(Dataset excerpt)
_____
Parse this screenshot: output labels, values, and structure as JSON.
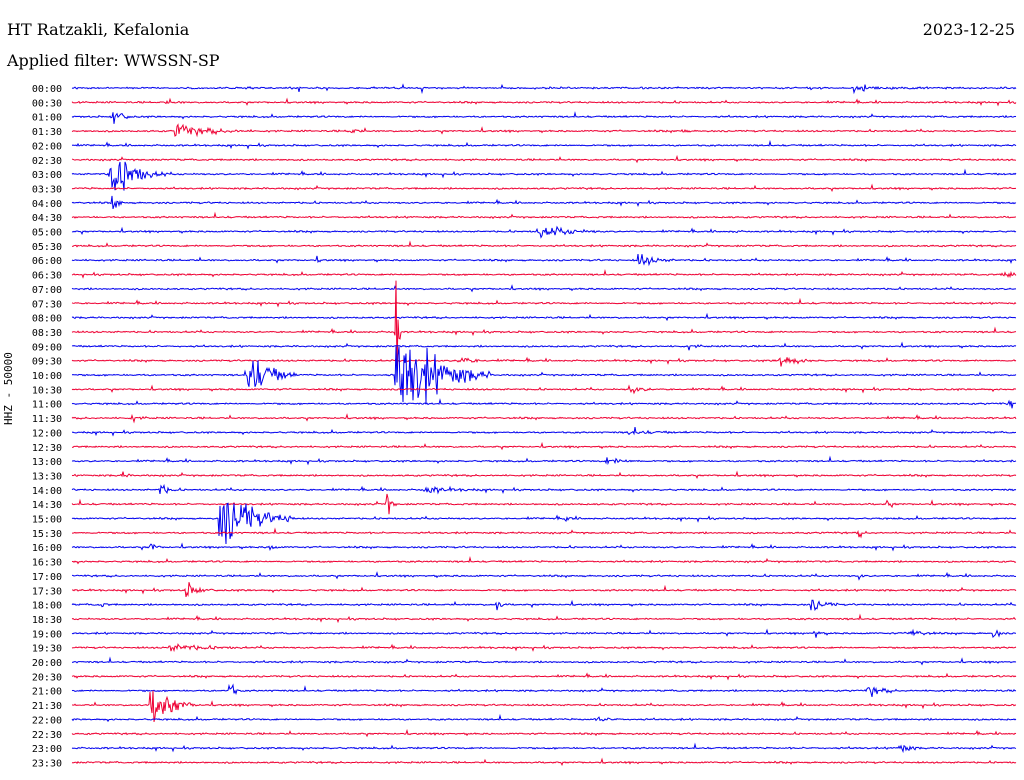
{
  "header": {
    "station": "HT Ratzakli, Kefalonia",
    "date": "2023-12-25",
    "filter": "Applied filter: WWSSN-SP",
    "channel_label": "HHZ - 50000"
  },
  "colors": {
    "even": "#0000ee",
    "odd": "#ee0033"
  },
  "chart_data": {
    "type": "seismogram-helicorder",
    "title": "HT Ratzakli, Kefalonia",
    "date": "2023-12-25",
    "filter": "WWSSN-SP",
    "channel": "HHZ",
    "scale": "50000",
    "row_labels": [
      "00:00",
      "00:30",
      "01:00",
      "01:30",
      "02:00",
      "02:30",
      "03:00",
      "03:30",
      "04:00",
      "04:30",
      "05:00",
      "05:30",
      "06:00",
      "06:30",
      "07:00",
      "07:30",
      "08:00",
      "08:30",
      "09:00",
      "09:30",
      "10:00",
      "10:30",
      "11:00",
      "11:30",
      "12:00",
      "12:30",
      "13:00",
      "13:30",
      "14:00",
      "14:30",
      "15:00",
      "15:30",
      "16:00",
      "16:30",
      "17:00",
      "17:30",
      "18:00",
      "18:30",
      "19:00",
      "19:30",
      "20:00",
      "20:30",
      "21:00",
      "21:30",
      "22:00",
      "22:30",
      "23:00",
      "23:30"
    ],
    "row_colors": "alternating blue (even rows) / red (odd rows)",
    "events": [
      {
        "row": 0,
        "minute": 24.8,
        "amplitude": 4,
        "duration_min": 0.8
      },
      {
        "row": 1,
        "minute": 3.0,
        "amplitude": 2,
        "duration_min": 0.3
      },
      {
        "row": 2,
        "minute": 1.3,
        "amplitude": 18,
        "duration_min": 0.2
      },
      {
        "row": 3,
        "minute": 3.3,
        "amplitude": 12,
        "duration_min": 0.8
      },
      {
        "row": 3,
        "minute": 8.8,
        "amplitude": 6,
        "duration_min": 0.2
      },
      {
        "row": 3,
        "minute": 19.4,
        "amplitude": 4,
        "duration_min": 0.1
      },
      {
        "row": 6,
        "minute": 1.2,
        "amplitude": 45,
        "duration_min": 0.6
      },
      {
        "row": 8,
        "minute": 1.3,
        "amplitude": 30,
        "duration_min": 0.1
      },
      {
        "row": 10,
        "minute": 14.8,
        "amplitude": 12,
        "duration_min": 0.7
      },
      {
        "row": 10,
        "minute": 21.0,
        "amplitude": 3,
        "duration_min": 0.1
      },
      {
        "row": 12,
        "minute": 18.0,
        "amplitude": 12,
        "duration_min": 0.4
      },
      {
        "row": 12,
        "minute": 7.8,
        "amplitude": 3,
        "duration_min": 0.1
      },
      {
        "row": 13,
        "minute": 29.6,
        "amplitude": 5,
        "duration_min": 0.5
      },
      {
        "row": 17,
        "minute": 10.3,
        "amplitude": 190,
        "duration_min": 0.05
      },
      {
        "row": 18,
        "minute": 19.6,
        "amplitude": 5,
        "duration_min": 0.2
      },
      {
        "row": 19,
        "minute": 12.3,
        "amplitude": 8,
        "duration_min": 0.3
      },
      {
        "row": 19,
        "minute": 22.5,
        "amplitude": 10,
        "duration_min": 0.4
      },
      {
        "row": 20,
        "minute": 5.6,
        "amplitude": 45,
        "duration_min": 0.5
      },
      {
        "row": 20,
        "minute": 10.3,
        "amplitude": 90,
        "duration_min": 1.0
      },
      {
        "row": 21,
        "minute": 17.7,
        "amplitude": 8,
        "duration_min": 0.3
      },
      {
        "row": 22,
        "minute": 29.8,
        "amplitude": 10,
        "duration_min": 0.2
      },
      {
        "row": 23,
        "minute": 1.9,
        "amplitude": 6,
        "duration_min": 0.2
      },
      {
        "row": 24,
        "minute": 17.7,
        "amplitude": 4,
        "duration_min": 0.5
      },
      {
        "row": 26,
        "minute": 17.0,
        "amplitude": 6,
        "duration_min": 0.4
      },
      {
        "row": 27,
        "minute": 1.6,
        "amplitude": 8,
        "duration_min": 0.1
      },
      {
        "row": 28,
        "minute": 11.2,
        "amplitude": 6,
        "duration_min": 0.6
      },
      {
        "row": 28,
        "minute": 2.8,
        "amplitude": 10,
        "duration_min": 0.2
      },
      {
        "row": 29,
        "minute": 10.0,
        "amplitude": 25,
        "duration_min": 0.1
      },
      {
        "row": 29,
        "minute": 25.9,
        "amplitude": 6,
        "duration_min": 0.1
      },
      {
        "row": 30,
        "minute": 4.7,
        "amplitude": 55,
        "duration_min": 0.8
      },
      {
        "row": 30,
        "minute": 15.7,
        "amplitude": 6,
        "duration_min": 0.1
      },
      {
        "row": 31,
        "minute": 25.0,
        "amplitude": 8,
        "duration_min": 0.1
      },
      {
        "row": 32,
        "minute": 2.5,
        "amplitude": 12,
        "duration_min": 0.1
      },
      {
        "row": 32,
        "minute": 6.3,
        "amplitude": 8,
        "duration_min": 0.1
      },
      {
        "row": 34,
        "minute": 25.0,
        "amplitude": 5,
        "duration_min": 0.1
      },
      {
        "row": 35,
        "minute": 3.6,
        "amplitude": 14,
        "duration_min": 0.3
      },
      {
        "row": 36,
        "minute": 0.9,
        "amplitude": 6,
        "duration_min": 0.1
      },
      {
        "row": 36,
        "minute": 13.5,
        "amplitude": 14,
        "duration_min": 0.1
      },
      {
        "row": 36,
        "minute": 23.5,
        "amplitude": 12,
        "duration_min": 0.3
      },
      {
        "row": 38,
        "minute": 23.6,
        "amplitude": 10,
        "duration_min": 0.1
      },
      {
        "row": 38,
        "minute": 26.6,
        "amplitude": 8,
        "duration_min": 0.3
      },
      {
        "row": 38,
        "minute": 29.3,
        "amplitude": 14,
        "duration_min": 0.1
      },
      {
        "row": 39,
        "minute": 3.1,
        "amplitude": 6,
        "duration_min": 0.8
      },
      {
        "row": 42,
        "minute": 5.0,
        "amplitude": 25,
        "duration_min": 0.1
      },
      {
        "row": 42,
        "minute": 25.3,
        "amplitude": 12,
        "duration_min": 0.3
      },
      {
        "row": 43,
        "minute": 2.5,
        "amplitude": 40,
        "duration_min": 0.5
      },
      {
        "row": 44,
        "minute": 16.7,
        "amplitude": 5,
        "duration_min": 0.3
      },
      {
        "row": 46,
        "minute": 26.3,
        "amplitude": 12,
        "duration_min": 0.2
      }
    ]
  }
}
_____
Set task
Every record above should be written out again exactly; the pictures stay out of the copy.

Solution to this problem
Parse this screenshot: output labels, values, and structure as JSON.
{
  "header": {
    "station": "HT Ratzakli, Kefalonia",
    "date": "2023-12-25",
    "filter": "Applied filter: WWSSN-SP",
    "channel_label": "HHZ - 50000"
  },
  "colors": {
    "even": "#0000ee",
    "odd": "#ee0033"
  },
  "chart_data": {
    "type": "seismogram-helicorder",
    "title": "HT Ratzakli, Kefalonia",
    "date": "2023-12-25",
    "filter": "WWSSN-SP",
    "channel": "HHZ",
    "scale": "50000",
    "row_labels": [
      "00:00",
      "00:30",
      "01:00",
      "01:30",
      "02:00",
      "02:30",
      "03:00",
      "03:30",
      "04:00",
      "04:30",
      "05:00",
      "05:30",
      "06:00",
      "06:30",
      "07:00",
      "07:30",
      "08:00",
      "08:30",
      "09:00",
      "09:30",
      "10:00",
      "10:30",
      "11:00",
      "11:30",
      "12:00",
      "12:30",
      "13:00",
      "13:30",
      "14:00",
      "14:30",
      "15:00",
      "15:30",
      "16:00",
      "16:30",
      "17:00",
      "17:30",
      "18:00",
      "18:30",
      "19:00",
      "19:30",
      "20:00",
      "20:30",
      "21:00",
      "21:30",
      "22:00",
      "22:30",
      "23:00",
      "23:30"
    ],
    "row_colors": "alternating blue (even rows) / red (odd rows)",
    "events": [
      {
        "row": 0,
        "minute": 24.8,
        "amplitude": 4,
        "duration_min": 0.8
      },
      {
        "row": 1,
        "minute": 3.0,
        "amplitude": 2,
        "duration_min": 0.3
      },
      {
        "row": 2,
        "minute": 1.3,
        "amplitude": 18,
        "duration_min": 0.2
      },
      {
        "row": 3,
        "minute": 3.3,
        "amplitude": 12,
        "duration_min": 0.8
      },
      {
        "row": 3,
        "minute": 8.8,
        "amplitude": 6,
        "duration_min": 0.2
      },
      {
        "row": 3,
        "minute": 19.4,
        "amplitude": 4,
        "duration_min": 0.1
      },
      {
        "row": 6,
        "minute": 1.2,
        "amplitude": 45,
        "duration_min": 0.6
      },
      {
        "row": 8,
        "minute": 1.3,
        "amplitude": 30,
        "duration_min": 0.1
      },
      {
        "row": 10,
        "minute": 14.8,
        "amplitude": 12,
        "duration_min": 0.7
      },
      {
        "row": 10,
        "minute": 21.0,
        "amplitude": 3,
        "duration_min": 0.1
      },
      {
        "row": 12,
        "minute": 18.0,
        "amplitude": 12,
        "duration_min": 0.4
      },
      {
        "row": 12,
        "minute": 7.8,
        "amplitude": 3,
        "duration_min": 0.1
      },
      {
        "row": 13,
        "minute": 29.6,
        "amplitude": 5,
        "duration_min": 0.5
      },
      {
        "row": 17,
        "minute": 10.3,
        "amplitude": 190,
        "duration_min": 0.05
      },
      {
        "row": 18,
        "minute": 19.6,
        "amplitude": 5,
        "duration_min": 0.2
      },
      {
        "row": 19,
        "minute": 12.3,
        "amplitude": 8,
        "duration_min": 0.3
      },
      {
        "row": 19,
        "minute": 22.5,
        "amplitude": 10,
        "duration_min": 0.4
      },
      {
        "row": 20,
        "minute": 5.6,
        "amplitude": 45,
        "duration_min": 0.5
      },
      {
        "row": 20,
        "minute": 10.3,
        "amplitude": 90,
        "duration_min": 1.0
      },
      {
        "row": 21,
        "minute": 17.7,
        "amplitude": 8,
        "duration_min": 0.3
      },
      {
        "row": 22,
        "minute": 29.8,
        "amplitude": 10,
        "duration_min": 0.2
      },
      {
        "row": 23,
        "minute": 1.9,
        "amplitude": 6,
        "duration_min": 0.2
      },
      {
        "row": 24,
        "minute": 17.7,
        "amplitude": 4,
        "duration_min": 0.5
      },
      {
        "row": 26,
        "minute": 17.0,
        "amplitude": 6,
        "duration_min": 0.4
      },
      {
        "row": 27,
        "minute": 1.6,
        "amplitude": 8,
        "duration_min": 0.1
      },
      {
        "row": 28,
        "minute": 11.2,
        "amplitude": 6,
        "duration_min": 0.6
      },
      {
        "row": 28,
        "minute": 2.8,
        "amplitude": 10,
        "duration_min": 0.2
      },
      {
        "row": 29,
        "minute": 10.0,
        "amplitude": 25,
        "duration_min": 0.1
      },
      {
        "row": 29,
        "minute": 25.9,
        "amplitude": 6,
        "duration_min": 0.1
      },
      {
        "row": 30,
        "minute": 4.7,
        "amplitude": 55,
        "duration_min": 0.8
      },
      {
        "row": 30,
        "minute": 15.7,
        "amplitude": 6,
        "duration_min": 0.1
      },
      {
        "row": 31,
        "minute": 25.0,
        "amplitude": 8,
        "duration_min": 0.1
      },
      {
        "row": 32,
        "minute": 2.5,
        "amplitude": 12,
        "duration_min": 0.1
      },
      {
        "row": 32,
        "minute": 6.3,
        "amplitude": 8,
        "duration_min": 0.1
      },
      {
        "row": 34,
        "minute": 25.0,
        "amplitude": 5,
        "duration_min": 0.1
      },
      {
        "row": 35,
        "minute": 3.6,
        "amplitude": 14,
        "duration_min": 0.3
      },
      {
        "row": 36,
        "minute": 0.9,
        "amplitude": 6,
        "duration_min": 0.1
      },
      {
        "row": 36,
        "minute": 13.5,
        "amplitude": 14,
        "duration_min": 0.1
      },
      {
        "row": 36,
        "minute": 23.5,
        "amplitude": 12,
        "duration_min": 0.3
      },
      {
        "row": 38,
        "minute": 23.6,
        "amplitude": 10,
        "duration_min": 0.1
      },
      {
        "row": 38,
        "minute": 26.6,
        "amplitude": 8,
        "duration_min": 0.3
      },
      {
        "row": 38,
        "minute": 29.3,
        "amplitude": 14,
        "duration_min": 0.1
      },
      {
        "row": 39,
        "minute": 3.1,
        "amplitude": 6,
        "duration_min": 0.8
      },
      {
        "row": 42,
        "minute": 5.0,
        "amplitude": 25,
        "duration_min": 0.1
      },
      {
        "row": 42,
        "minute": 25.3,
        "amplitude": 12,
        "duration_min": 0.3
      },
      {
        "row": 43,
        "minute": 2.5,
        "amplitude": 40,
        "duration_min": 0.5
      },
      {
        "row": 44,
        "minute": 16.7,
        "amplitude": 5,
        "duration_min": 0.3
      },
      {
        "row": 46,
        "minute": 26.3,
        "amplitude": 12,
        "duration_min": 0.2
      }
    ]
  }
}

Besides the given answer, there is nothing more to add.